## INPUT FOR THIS TASK:
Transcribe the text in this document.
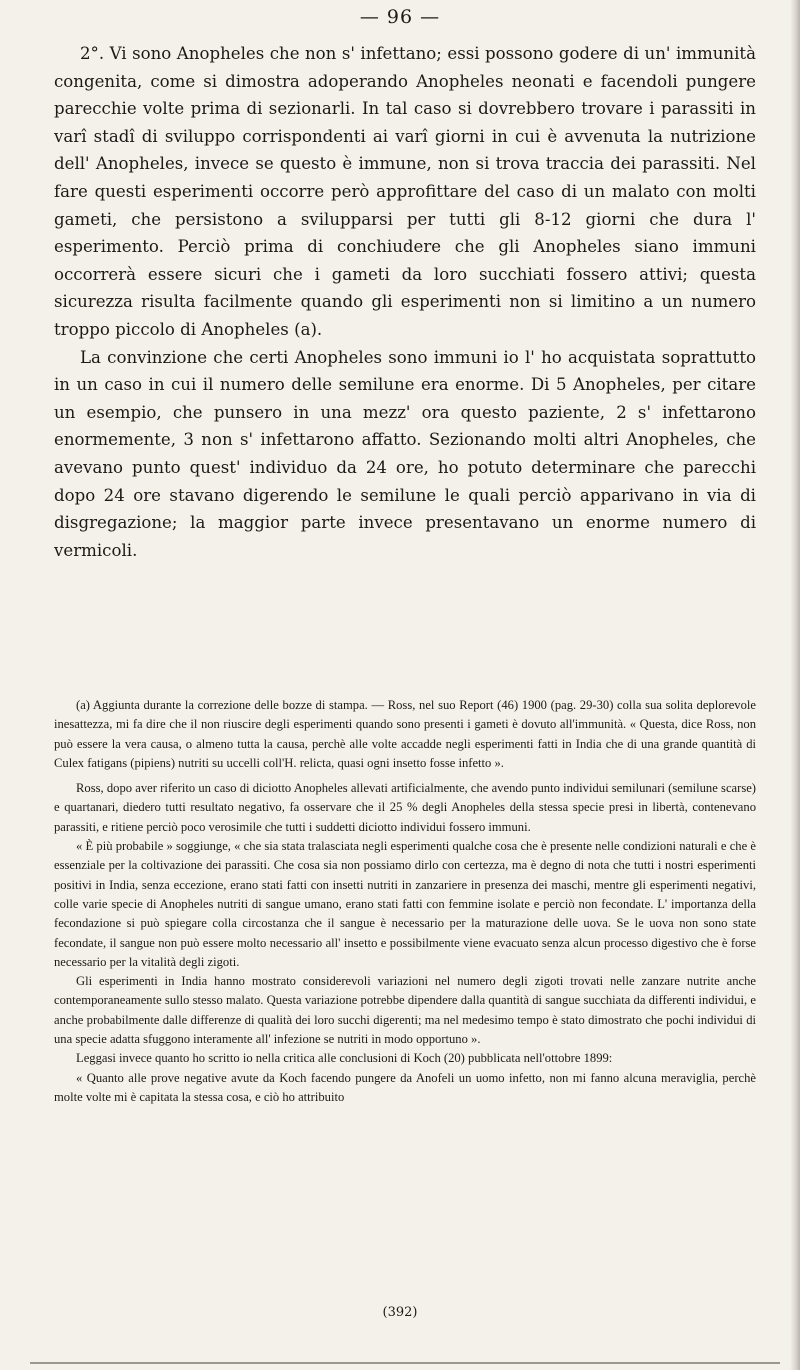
— 96 —

2°. Vi sono Anopheles che non s' infettano; essi possono godere di un' immunità congenita, come si dimostra adoperando Anopheles neonati e facendoli pungere parecchie volte prima di sezionarli. In tal caso si dovrebbero trovare i parassiti in varî stadî di sviluppo corrispondenti ai varî giorni in cui è avvenuta la nutrizione dell' Anopheles, invece se questo è immune, non si trova traccia dei parassiti. Nel fare questi esperimenti occorre però approfittare del caso di un malato con molti gameti, che persistono a svilupparsi per tutti gli 8-12 giorni che dura l' esperimento. Perciò prima di conchiudere che gli Anopheles siano immuni occorrerà essere sicuri che i gameti da loro succhiati fossero attivi; questa sicurezza risulta facilmente quando gli esperimenti non si limitino a un numero troppo piccolo di Anopheles (a).

La convinzione che certi Anopheles sono immuni io l' ho acquistata soprattutto in un caso in cui il numero delle semilune era enorme. Di 5 Anopheles, per citare un esempio, che punsero in una mezz' ora questo paziente, 2 s' infettarono enormemente, 3 non s' infettarono affatto. Sezionando molti altri Anopheles, che avevano punto quest' individuo da 24 ore, ho potuto determinare che parecchi dopo 24 ore stavano digerendo le semilune le quali perciò apparivano in via di disgregazione; la maggior parte invece presentavano un enorme numero di vermicoli.

(a) Aggiunta durante la correzione delle bozze di stampa. — Ross, nel suo Report (46) 1900 (pag. 29-30) colla sua solita deplorevole inesattezza, mi fa dire che il non riuscire degli esperimenti quando sono presenti i gameti è dovuto all'immunità. « Questa, dice Ross, non può essere la vera causa, o almeno tutta la causa, perchè alle volte accadde negli esperimenti fatti in India che di una grande quantità di Culex fatigans (pipiens) nutriti su uccelli coll'H. relicta, quasi ogni insetto fosse infetto ».

Ross, dopo aver riferito un caso di diciotto Anopheles allevati artificialmente, che avendo punto individui semilunari (semilune scarse) e quartanari, diedero tutti resultato negativo, fa osservare che il 25 % degli Anopheles della stessa specie presi in libertà, contenevano parassiti, e ritiene perciò poco verosimile che tutti i suddetti diciotto individui fossero immuni.

« È più probabile » soggiunge, « che sia stata tralasciata negli esperimenti qualche cosa che è presente nelle condizioni naturali e che è essenziale per la coltivazione dei parassiti. Che cosa sia non possiamo dirlo con certezza, ma è degno di nota che tutti i nostri esperimenti positivi in India, senza eccezione, erano stati fatti con insetti nutriti in zanzariere in presenza dei maschi, mentre gli esperimenti negativi, colle varie specie di Anopheles nutriti di sangue umano, erano stati fatti con femmine isolate e perciò non fecondate. L' importanza della fecondazione si può spiegare colla circostanza che il sangue è necessario per la maturazione delle uova. Se le uova non sono state fecondate, il sangue non può essere molto necessario all' insetto e possibilmente viene evacuato senza alcun processo digestivo che è forse necessario per la vitalità degli zigoti.

Gli esperimenti in India hanno mostrato considerevoli variazioni nel numero degli zigoti trovati nelle zanzare nutrite anche contemporaneamente sullo stesso malato. Questa variazione potrebbe dipendere dalla quantità di sangue succhiata da differenti individui, e anche probabilmente dalle differenze di qualità dei loro succhi digerenti; ma nel medesimo tempo è stato dimostrato che pochi individui di una specie adatta sfuggono interamente all' infezione se nutriti in modo opportuno ».

Leggasi invece quanto ho scritto io nella critica alle conclusioni di Koch (20) pubblicata nell'ottobre 1899:

« Quanto alle prove negative avute da Koch facendo pungere da Anofeli un uomo infetto, non mi fanno alcuna meraviglia, perchè molte volte mi è capitata la stessa cosa, e ciò ho attribuito

(392)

## TASK DETAILS:
Exclude the pictures and transcribe all of the entries exactly.

## FULL OUTPUT:
Transcribe the text in this document.
— 96 —

2°. Vi sono Anopheles che non s' infettano; essi possono godere di un' immunità congenita, come si dimostra adoperando Anopheles neonati e facendoli pungere parecchie volte prima di sezionarli. In tal caso si dovrebbero trovare i parassiti in varî stadî di sviluppo corrispondenti ai varî giorni in cui è avvenuta la nutrizione dell' Anopheles, invece se questo è immune, non si trova traccia dei parassiti. Nel fare questi esperimenti occorre però approfittare del caso di un malato con molti gameti, che persistono a svilupparsi per tutti gli 8-12 giorni che dura l' esperimento. Perciò prima di conchiudere che gli Anopheles siano immuni occorrerà essere sicuri che i gameti da loro succhiati fossero attivi; questa sicurezza risulta facilmente quando gli esperimenti non si limitino a un numero troppo piccolo di Anopheles (a).

La convinzione che certi Anopheles sono immuni io l' ho acquistata soprattutto in un caso in cui il numero delle semilune era enorme. Di 5 Anopheles, per citare un esempio, che punsero in una mezz' ora questo paziente, 2 s' infettarono enormemente, 3 non s' infettarono affatto. Sezionando molti altri Anopheles, che avevano punto quest' individuo da 24 ore, ho potuto determinare che parecchi dopo 24 ore stavano digerendo le semilune le quali perciò apparivano in via di disgregazione; la maggior parte invece presentavano un enorme numero di vermicoli.

(a) Aggiunta durante la correzione delle bozze di stampa. — Ross, nel suo Report (46) 1900 (pag. 29-30) colla sua solita deplorevole inesattezza, mi fa dire che il non riuscire degli esperimenti quando sono presenti i gameti è dovuto all'immunità. « Questa, dice Ross, non può essere la vera causa, o almeno tutta la causa, perchè alle volte accadde negli esperimenti fatti in India che di una grande quantità di Culex fatigans (pipiens) nutriti su uccelli coll'H. relicta, quasi ogni insetto fosse infetto ».

Ross, dopo aver riferito un caso di diciotto Anopheles allevati artificialmente, che avendo punto individui semilunari (semilune scarse) e quartanari, diedero tutti resultato negativo, fa osservare che il 25 % degli Anopheles della stessa specie presi in libertà, contenevano parassiti, e ritiene perciò poco verosimile che tutti i suddetti diciotto individui fossero immuni.

« È più probabile » soggiunge, « che sia stata tralasciata negli esperimenti qualche cosa che è presente nelle condizioni naturali e che è essenziale per la coltivazione dei parassiti. Che cosa sia non possiamo dirlo con certezza, ma è degno di nota che tutti i nostri esperimenti positivi in India, senza eccezione, erano stati fatti con insetti nutriti in zanzariere in presenza dei maschi, mentre gli esperimenti negativi, colle varie specie di Anopheles nutriti di sangue umano, erano stati fatti con femmine isolate e perciò non fecondate. L' importanza della fecondazione si può spiegare colla circostanza che il sangue è necessario per la maturazione delle uova. Se le uova non sono state fecondate, il sangue non può essere molto necessario all' insetto e possibilmente viene evacuato senza alcun processo digestivo che è forse necessario per la vitalità degli zigoti.

Gli esperimenti in India hanno mostrato considerevoli variazioni nel numero degli zigoti trovati nelle zanzare nutrite anche contemporaneamente sullo stesso malato. Questa variazione potrebbe dipendere dalla quantità di sangue succhiata da differenti individui, e anche probabilmente dalle differenze di qualità dei loro succhi digerenti; ma nel medesimo tempo è stato dimostrato che pochi individui di una specie adatta sfuggono interamente all' infezione se nutriti in modo opportuno ».

Leggasi invece quanto ho scritto io nella critica alle conclusioni di Koch (20) pubblicata nell'ottobre 1899:

« Quanto alle prove negative avute da Koch facendo pungere da Anofeli un uomo infetto, non mi fanno alcuna meraviglia, perchè molte volte mi è capitata la stessa cosa, e ciò ho attribuito

(392)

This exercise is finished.